Stored entries:
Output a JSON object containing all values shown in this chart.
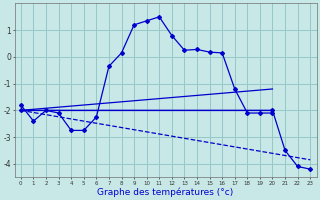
{
  "xlabel": "Graphe des températures (°c)",
  "bg_color": "#c8e8e8",
  "grid_color": "#96c8c8",
  "line_color": "#0000cc",
  "line1_x": [
    0,
    1,
    2,
    3,
    4,
    5,
    6,
    7,
    8,
    9,
    10,
    11,
    12,
    13,
    14,
    15,
    16,
    17,
    18,
    19,
    20
  ],
  "line1_y": [
    -1.8,
    -2.4,
    -2.0,
    -2.1,
    -2.75,
    -2.75,
    -2.25,
    -0.35,
    0.15,
    1.2,
    1.35,
    1.5,
    0.8,
    0.25,
    0.28,
    0.18,
    0.15,
    -1.2,
    -2.1,
    -2.1,
    -2.1
  ],
  "line2_x": [
    0,
    20
  ],
  "line2_y": [
    -2.0,
    -2.0
  ],
  "line3_x": [
    0,
    20,
    21,
    22,
    23
  ],
  "line3_y": [
    -2.0,
    -2.0,
    -3.5,
    -4.1,
    -4.2
  ],
  "line4_x": [
    0,
    20
  ],
  "line4_y": [
    -2.0,
    -1.2
  ],
  "line5_x": [
    0,
    23
  ],
  "line5_y": [
    -2.0,
    -3.85
  ],
  "ylim": [
    -4.5,
    2.0
  ],
  "xlim": [
    -0.5,
    23.5
  ],
  "yticks": [
    -4,
    -3,
    -2,
    -1,
    0,
    1
  ],
  "xticks": [
    0,
    1,
    2,
    3,
    4,
    5,
    6,
    7,
    8,
    9,
    10,
    11,
    12,
    13,
    14,
    15,
    16,
    17,
    18,
    19,
    20,
    21,
    22,
    23
  ]
}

## Written exercise
Exclude the pictures, and transcribe all of the material exactly.

## Full output
Output a JSON object containing all values shown in this chart.
{
  "xlabel": "Graphe des températures (°c)",
  "bg_color": "#c8e8e8",
  "grid_color": "#96c8c8",
  "line_color": "#0000cc",
  "line1_x": [
    0,
    1,
    2,
    3,
    4,
    5,
    6,
    7,
    8,
    9,
    10,
    11,
    12,
    13,
    14,
    15,
    16,
    17,
    18,
    19,
    20
  ],
  "line1_y": [
    -1.8,
    -2.4,
    -2.0,
    -2.1,
    -2.75,
    -2.75,
    -2.25,
    -0.35,
    0.15,
    1.2,
    1.35,
    1.5,
    0.8,
    0.25,
    0.28,
    0.18,
    0.15,
    -1.2,
    -2.1,
    -2.1,
    -2.1
  ],
  "line2_x": [
    0,
    20
  ],
  "line2_y": [
    -2.0,
    -2.0
  ],
  "line3_x": [
    0,
    20,
    21,
    22,
    23
  ],
  "line3_y": [
    -2.0,
    -2.0,
    -3.5,
    -4.1,
    -4.2
  ],
  "line4_x": [
    0,
    20
  ],
  "line4_y": [
    -2.0,
    -1.2
  ],
  "line5_x": [
    0,
    23
  ],
  "line5_y": [
    -2.0,
    -3.85
  ],
  "ylim": [
    -4.5,
    2.0
  ],
  "xlim": [
    -0.5,
    23.5
  ],
  "yticks": [
    -4,
    -3,
    -2,
    -1,
    0,
    1
  ],
  "xticks": [
    0,
    1,
    2,
    3,
    4,
    5,
    6,
    7,
    8,
    9,
    10,
    11,
    12,
    13,
    14,
    15,
    16,
    17,
    18,
    19,
    20,
    21,
    22,
    23
  ]
}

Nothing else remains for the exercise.